> [DESCRIPTION OF THE TASK]: How many lines in this data contain the string "решения"? Reply with the number only.

## Start DATASET EXTRACT

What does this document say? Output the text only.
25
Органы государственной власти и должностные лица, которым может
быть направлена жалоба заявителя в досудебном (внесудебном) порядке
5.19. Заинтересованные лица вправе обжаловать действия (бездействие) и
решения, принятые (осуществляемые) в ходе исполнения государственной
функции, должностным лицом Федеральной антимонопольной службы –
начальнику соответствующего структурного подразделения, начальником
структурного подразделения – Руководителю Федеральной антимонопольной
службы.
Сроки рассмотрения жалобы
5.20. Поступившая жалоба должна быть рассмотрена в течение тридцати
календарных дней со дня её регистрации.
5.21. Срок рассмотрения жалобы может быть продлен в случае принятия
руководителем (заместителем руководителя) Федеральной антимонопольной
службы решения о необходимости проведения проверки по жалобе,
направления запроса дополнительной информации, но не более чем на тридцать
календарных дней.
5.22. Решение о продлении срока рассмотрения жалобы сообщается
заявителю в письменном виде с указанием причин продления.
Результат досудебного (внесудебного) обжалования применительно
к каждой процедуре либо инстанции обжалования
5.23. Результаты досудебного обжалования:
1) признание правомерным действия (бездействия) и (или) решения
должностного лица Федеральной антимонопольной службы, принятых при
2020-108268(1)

## End DATASET EXTRACT
## Start DATASET EXTRACT

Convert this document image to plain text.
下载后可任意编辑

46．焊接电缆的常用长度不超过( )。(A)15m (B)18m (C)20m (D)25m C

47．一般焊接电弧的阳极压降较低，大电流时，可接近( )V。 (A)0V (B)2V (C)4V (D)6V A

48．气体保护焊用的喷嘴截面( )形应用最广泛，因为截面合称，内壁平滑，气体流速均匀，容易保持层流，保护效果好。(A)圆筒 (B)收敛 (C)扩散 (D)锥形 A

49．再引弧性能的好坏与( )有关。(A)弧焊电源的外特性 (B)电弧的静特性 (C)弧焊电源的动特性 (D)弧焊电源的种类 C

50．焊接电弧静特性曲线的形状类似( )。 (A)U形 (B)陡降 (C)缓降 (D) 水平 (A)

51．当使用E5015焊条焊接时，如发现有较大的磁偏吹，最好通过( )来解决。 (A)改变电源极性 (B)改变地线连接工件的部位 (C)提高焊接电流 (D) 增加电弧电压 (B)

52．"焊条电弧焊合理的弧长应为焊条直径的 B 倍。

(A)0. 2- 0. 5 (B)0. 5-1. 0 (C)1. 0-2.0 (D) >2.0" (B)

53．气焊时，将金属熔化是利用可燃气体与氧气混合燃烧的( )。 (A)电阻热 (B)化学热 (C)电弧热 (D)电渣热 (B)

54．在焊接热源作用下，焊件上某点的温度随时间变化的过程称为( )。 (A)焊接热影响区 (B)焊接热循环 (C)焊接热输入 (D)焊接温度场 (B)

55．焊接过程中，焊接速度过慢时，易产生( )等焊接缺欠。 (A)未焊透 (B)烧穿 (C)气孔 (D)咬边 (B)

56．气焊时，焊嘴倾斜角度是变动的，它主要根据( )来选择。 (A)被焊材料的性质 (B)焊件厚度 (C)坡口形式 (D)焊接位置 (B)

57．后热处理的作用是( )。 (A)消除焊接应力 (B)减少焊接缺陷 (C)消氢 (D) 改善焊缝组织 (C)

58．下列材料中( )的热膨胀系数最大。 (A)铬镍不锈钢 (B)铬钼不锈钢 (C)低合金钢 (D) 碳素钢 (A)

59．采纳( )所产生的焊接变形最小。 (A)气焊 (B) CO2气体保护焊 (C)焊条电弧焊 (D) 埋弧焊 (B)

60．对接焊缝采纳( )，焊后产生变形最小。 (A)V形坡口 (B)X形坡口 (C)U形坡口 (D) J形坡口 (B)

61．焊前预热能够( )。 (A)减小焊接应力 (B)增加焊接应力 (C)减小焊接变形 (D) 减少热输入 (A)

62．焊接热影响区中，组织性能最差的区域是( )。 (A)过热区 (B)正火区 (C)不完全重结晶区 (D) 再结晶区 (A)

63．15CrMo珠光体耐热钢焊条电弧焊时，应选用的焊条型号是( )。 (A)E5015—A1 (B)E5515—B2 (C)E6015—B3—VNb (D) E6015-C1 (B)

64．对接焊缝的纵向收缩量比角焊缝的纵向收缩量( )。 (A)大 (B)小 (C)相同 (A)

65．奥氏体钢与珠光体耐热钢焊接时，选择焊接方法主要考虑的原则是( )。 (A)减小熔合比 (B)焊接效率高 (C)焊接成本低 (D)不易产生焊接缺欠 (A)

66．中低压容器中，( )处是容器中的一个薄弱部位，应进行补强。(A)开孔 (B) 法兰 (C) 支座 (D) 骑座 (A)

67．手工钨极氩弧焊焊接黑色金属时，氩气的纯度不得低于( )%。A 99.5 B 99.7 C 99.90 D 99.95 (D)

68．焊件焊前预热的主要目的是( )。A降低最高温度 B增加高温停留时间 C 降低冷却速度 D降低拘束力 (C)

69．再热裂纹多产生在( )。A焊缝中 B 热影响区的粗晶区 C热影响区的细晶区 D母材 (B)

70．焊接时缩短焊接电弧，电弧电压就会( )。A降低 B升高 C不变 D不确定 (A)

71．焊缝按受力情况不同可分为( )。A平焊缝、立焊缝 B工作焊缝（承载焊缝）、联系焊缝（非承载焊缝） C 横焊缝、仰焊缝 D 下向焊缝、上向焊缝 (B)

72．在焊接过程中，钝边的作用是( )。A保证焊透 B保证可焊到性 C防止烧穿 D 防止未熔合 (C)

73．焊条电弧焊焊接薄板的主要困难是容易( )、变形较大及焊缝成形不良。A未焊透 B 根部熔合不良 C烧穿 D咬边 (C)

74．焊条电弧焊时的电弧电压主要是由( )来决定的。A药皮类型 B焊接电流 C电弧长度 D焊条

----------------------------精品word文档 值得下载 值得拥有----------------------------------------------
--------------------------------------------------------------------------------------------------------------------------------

## End DATASET EXTRACT

> [RESULT OF THIS EXERCISE]: 3